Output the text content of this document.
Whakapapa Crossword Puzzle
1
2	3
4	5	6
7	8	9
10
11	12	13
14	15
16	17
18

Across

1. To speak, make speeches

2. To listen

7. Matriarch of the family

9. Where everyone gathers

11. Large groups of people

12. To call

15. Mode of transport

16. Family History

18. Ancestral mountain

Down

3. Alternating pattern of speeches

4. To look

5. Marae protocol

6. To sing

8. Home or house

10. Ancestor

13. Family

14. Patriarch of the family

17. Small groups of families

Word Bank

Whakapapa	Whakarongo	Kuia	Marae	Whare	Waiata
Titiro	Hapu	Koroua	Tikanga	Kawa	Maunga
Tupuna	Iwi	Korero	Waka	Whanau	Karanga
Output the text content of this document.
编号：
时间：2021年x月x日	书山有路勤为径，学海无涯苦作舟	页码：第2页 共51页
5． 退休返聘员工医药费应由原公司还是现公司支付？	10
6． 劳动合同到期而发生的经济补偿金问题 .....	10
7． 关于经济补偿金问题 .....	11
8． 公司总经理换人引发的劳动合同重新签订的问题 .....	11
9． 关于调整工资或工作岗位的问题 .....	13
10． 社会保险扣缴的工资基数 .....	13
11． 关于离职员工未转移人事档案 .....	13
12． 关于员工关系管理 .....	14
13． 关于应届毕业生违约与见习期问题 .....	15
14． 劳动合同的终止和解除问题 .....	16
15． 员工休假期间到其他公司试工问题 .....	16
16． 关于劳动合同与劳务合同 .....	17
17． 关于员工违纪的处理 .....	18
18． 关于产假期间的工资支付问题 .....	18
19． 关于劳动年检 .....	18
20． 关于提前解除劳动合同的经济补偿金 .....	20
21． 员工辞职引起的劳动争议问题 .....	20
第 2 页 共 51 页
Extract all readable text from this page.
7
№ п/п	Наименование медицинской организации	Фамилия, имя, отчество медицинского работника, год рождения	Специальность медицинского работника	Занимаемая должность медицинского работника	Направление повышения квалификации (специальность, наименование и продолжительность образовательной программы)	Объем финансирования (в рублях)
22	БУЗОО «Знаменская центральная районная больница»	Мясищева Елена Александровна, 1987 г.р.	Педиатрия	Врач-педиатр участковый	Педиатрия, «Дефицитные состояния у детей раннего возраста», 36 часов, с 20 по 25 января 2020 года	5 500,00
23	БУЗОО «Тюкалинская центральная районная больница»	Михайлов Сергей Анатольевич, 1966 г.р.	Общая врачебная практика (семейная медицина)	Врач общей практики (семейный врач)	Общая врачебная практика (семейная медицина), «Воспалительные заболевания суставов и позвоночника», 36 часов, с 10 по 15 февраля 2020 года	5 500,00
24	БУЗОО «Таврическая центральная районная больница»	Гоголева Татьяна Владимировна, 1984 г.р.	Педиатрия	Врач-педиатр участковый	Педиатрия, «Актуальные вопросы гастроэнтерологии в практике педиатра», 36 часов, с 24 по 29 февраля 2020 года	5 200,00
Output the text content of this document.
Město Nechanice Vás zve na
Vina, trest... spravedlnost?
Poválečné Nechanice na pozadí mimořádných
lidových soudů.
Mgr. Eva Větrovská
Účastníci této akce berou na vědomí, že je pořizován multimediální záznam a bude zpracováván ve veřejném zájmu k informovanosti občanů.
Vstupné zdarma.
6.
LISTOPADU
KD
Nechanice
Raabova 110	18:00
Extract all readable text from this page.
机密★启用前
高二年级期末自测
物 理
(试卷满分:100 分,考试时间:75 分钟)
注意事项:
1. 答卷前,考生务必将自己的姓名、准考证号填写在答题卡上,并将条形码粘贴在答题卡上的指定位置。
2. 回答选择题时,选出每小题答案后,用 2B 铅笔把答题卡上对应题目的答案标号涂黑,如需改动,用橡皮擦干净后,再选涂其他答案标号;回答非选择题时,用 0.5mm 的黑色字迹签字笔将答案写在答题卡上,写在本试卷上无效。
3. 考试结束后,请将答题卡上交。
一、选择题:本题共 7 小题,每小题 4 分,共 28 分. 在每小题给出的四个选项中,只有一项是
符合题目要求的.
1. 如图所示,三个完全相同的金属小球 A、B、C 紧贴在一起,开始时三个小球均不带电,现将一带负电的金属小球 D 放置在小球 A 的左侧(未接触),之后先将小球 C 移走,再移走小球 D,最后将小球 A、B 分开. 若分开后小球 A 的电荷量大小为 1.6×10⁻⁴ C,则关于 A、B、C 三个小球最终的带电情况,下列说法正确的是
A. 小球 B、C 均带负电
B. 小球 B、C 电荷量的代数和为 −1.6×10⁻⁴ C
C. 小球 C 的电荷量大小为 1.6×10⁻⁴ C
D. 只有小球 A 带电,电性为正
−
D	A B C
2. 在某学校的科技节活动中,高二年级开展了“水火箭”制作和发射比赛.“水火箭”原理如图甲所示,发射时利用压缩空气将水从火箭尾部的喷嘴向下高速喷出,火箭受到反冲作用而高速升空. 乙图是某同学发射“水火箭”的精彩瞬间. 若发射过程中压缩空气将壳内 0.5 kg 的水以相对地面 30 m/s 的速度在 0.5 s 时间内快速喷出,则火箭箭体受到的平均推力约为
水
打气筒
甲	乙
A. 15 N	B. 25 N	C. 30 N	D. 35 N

• [What this task involves]
What is the number of lines in the listing above that contain the string "педиатр"? Give only the number.

• [Problem solution]
2